====== PROVIDED RECORDS ======

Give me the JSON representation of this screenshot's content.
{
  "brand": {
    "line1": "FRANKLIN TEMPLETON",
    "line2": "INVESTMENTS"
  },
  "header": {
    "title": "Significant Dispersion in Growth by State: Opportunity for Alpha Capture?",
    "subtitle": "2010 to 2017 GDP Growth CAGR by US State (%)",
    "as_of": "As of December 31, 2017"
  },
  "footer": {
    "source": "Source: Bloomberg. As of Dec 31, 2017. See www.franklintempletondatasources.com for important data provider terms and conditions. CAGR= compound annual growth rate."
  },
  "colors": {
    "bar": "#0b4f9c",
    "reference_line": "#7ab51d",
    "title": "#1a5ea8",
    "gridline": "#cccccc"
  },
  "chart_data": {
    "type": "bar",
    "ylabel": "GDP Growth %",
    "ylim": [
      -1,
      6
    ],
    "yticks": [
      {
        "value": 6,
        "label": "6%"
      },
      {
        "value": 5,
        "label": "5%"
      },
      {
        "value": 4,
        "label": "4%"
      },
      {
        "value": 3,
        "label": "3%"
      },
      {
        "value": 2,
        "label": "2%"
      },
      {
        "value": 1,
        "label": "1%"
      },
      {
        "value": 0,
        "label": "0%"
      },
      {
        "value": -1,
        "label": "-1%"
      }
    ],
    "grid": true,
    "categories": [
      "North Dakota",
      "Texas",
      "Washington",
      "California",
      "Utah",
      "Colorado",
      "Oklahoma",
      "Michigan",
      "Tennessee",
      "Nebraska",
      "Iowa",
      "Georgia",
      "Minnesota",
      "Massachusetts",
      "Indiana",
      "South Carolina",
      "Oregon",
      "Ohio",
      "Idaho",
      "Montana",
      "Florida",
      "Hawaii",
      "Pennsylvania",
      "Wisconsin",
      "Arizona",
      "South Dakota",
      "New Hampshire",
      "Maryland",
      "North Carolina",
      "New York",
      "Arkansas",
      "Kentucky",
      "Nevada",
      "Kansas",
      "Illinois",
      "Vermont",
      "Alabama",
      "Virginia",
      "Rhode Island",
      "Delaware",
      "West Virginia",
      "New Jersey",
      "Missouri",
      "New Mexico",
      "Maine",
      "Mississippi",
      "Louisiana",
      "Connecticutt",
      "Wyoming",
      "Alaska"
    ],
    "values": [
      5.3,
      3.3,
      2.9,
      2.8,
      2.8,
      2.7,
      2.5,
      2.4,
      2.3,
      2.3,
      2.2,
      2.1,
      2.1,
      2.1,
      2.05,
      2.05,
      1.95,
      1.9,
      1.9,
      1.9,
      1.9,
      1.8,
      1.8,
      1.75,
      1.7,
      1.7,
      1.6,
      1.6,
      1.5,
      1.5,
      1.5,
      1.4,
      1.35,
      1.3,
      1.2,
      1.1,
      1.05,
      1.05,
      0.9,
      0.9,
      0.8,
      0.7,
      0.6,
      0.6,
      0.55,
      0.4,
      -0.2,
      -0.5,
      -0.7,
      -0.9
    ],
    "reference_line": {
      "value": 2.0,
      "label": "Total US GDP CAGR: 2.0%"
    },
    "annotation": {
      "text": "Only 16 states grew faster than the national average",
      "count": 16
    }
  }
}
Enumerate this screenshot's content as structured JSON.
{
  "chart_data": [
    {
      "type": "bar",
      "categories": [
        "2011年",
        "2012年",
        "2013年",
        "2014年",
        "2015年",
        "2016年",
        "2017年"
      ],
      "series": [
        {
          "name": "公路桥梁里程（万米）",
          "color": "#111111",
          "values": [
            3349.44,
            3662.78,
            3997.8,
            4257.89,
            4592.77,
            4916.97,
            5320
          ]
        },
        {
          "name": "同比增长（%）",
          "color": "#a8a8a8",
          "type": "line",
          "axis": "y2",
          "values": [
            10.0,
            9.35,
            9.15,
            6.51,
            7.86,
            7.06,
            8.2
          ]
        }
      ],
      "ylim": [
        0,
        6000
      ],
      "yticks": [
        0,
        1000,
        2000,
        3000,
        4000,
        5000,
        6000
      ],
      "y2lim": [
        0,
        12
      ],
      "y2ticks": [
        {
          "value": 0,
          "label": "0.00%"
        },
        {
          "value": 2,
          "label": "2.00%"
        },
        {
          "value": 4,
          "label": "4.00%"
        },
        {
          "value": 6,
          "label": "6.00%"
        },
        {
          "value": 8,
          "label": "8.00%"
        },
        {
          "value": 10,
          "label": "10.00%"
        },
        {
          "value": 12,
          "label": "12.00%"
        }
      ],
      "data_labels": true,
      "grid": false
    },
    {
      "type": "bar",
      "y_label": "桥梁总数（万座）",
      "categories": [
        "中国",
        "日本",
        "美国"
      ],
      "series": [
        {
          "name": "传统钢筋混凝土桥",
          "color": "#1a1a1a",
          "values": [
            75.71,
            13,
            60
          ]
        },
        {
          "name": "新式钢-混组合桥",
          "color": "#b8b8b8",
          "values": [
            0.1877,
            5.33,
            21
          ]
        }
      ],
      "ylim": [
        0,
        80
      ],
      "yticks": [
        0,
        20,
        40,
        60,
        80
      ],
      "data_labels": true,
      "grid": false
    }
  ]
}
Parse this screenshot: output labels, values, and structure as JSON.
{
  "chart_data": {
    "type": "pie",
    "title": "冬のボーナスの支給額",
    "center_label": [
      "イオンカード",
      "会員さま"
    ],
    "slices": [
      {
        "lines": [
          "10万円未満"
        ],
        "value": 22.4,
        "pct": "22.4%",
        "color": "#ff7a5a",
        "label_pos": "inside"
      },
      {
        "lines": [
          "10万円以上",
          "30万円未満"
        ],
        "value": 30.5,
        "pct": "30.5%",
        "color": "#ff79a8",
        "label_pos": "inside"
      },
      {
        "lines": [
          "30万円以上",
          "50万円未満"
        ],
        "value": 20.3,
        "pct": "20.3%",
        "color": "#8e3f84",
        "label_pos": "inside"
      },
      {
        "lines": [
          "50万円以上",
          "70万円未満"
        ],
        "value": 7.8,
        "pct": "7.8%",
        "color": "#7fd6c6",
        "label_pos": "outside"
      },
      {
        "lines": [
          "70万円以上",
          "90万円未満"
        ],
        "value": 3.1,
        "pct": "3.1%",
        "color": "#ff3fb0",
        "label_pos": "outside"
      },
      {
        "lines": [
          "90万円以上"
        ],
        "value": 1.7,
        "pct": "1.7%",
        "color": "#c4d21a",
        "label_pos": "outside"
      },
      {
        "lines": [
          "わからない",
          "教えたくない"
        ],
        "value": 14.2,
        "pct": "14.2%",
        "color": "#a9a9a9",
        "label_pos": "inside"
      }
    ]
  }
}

======

Print all of the entries again, exactly as written.

Give me the JSON representation of this screenshot's content.
{
  "brand": {
    "line1": "FRANKLIN TEMPLETON",
    "line2": "INVESTMENTS"
  },
  "header": {
    "title": "Significant Dispersion in Growth by State: Opportunity for Alpha Capture?",
    "subtitle": "2010 to 2017 GDP Growth CAGR by US State (%)",
    "as_of": "As of December 31, 2017"
  },
  "footer": {
    "source": "Source: Bloomberg. As of Dec 31, 2017. See www.franklintempletondatasources.com for important data provider terms and conditions. CAGR= compound annual growth rate."
  },
  "colors": {
    "bar": "#0b4f9c",
    "reference_line": "#7ab51d",
    "title": "#1a5ea8",
    "gridline": "#cccccc"
  },
  "chart_data": {
    "type": "bar",
    "ylabel": "GDP Growth %",
    "ylim": [
      -1,
      6
    ],
    "yticks": [
      {
        "value": 6,
        "label": "6%"
      },
      {
        "value": 5,
        "label": "5%"
      },
      {
        "value": 4,
        "label": "4%"
      },
      {
        "value": 3,
        "label": "3%"
      },
      {
        "value": 2,
        "label": "2%"
      },
      {
        "value": 1,
        "label": "1%"
      },
      {
        "value": 0,
        "label": "0%"
      },
      {
        "value": -1,
        "label": "-1%"
      }
    ],
    "grid": true,
    "categories": [
      "North Dakota",
      "Texas",
      "Washington",
      "California",
      "Utah",
      "Colorado",
      "Oklahoma",
      "Michigan",
      "Tennessee",
      "Nebraska",
      "Iowa",
      "Georgia",
      "Minnesota",
      "Massachusetts",
      "Indiana",
      "South Carolina",
      "Oregon",
      "Ohio",
      "Idaho",
      "Montana",
      "Florida",
      "Hawaii",
      "Pennsylvania",
      "Wisconsin",
      "Arizona",
      "South Dakota",
      "New Hampshire",
      "Maryland",
      "North Carolina",
      "New York",
      "Arkansas",
      "Kentucky",
      "Nevada",
      "Kansas",
      "Illinois",
      "Vermont",
      "Alabama",
      "Virginia",
      "Rhode Island",
      "Delaware",
      "West Virginia",
      "New Jersey",
      "Missouri",
      "New Mexico",
      "Maine",
      "Mississippi",
      "Louisiana",
      "Connecticutt",
      "Wyoming",
      "Alaska"
    ],
    "values": [
      5.3,
      3.3,
      2.9,
      2.8,
      2.8,
      2.7,
      2.5,
      2.4,
      2.3,
      2.3,
      2.2,
      2.1,
      2.1,
      2.1,
      2.05,
      2.05,
      1.95,
      1.9,
      1.9,
      1.9,
      1.9,
      1.8,
      1.8,
      1.75,
      1.7,
      1.7,
      1.6,
      1.6,
      1.5,
      1.5,
      1.5,
      1.4,
      1.35,
      1.3,
      1.2,
      1.1,
      1.05,
      1.05,
      0.9,
      0.9,
      0.8,
      0.7,
      0.6,
      0.6,
      0.55,
      0.4,
      -0.2,
      -0.5,
      -0.7,
      -0.9
    ],
    "reference_line": {
      "value": 2.0,
      "label": "Total US GDP CAGR: 2.0%"
    },
    "annotation": {
      "text": "Only 16 states grew faster than the national average",
      "count": 16
    }
  }
}
Enumerate this screenshot's content as structured JSON.
{
  "chart_data": [
    {
      "type": "bar",
      "categories": [
        "2011年",
        "2012年",
        "2013年",
        "2014年",
        "2015年",
        "2016年",
        "2017年"
      ],
      "series": [
        {
          "name": "公路桥梁里程（万米）",
          "color": "#111111",
          "values": [
            3349.44,
            3662.78,
            3997.8,
            4257.89,
            4592.77,
            4916.97,
            5320
          ]
        },
        {
          "name": "同比增长（%）",
          "color": "#a8a8a8",
          "type": "line",
          "axis": "y2",
          "values": [
            10.0,
            9.35,
            9.15,
            6.51,
            7.86,
            7.06,
            8.2
          ]
        }
      ],
      "ylim": [
        0,
        6000
      ],
      "yticks": [
        0,
        1000,
        2000,
        3000,
        4000,
        5000,
        6000
      ],
      "y2lim": [
        0,
        12
      ],
      "y2ticks": [
        {
          "value": 0,
          "label": "0.00%"
        },
        {
          "value": 2,
          "label": "2.00%"
        },
        {
          "value": 4,
          "label": "4.00%"
        },
        {
          "value": 6,
          "label": "6.00%"
        },
        {
          "value": 8,
          "label": "8.00%"
        },
        {
          "value": 10,
          "label": "10.00%"
        },
        {
          "value": 12,
          "label": "12.00%"
        }
      ],
      "data_labels": true,
      "grid": false
    },
    {
      "type": "bar",
      "y_label": "桥梁总数（万座）",
      "categories": [
        "中国",
        "日本",
        "美国"
      ],
      "series": [
        {
          "name": "传统钢筋混凝土桥",
          "color": "#1a1a1a",
          "values": [
            75.71,
            13,
            60
          ]
        },
        {
          "name": "新式钢-混组合桥",
          "color": "#b8b8b8",
          "values": [
            0.1877,
            5.33,
            21
          ]
        }
      ],
      "ylim": [
        0,
        80
      ],
      "yticks": [
        0,
        20,
        40,
        60,
        80
      ],
      "data_labels": true,
      "grid": false
    }
  ]
}
Parse this screenshot: output labels, values, and structure as JSON.
{
  "chart_data": {
    "type": "pie",
    "title": "冬のボーナスの支給額",
    "center_label": [
      "イオンカード",
      "会員さま"
    ],
    "slices": [
      {
        "lines": [
          "10万円未満"
        ],
        "value": 22.4,
        "pct": "22.4%",
        "color": "#ff7a5a",
        "label_pos": "inside"
      },
      {
        "lines": [
          "10万円以上",
          "30万円未満"
        ],
        "value": 30.5,
        "pct": "30.5%",
        "color": "#ff79a8",
        "label_pos": "inside"
      },
      {
        "lines": [
          "30万円以上",
          "50万円未満"
        ],
        "value": 20.3,
        "pct": "20.3%",
        "color": "#8e3f84",
        "label_pos": "inside"
      },
      {
        "lines": [
          "50万円以上",
          "70万円未満"
        ],
        "value": 7.8,
        "pct": "7.8%",
        "color": "#7fd6c6",
        "label_pos": "outside"
      },
      {
        "lines": [
          "70万円以上",
          "90万円未満"
        ],
        "value": 3.1,
        "pct": "3.1%",
        "color": "#ff3fb0",
        "label_pos": "outside"
      },
      {
        "lines": [
          "90万円以上"
        ],
        "value": 1.7,
        "pct": "1.7%",
        "color": "#c4d21a",
        "label_pos": "outside"
      },
      {
        "lines": [
          "わからない",
          "教えたくない"
        ],
        "value": 14.2,
        "pct": "14.2%",
        "color": "#a9a9a9",
        "label_pos": "inside"
      }
    ]
  }
}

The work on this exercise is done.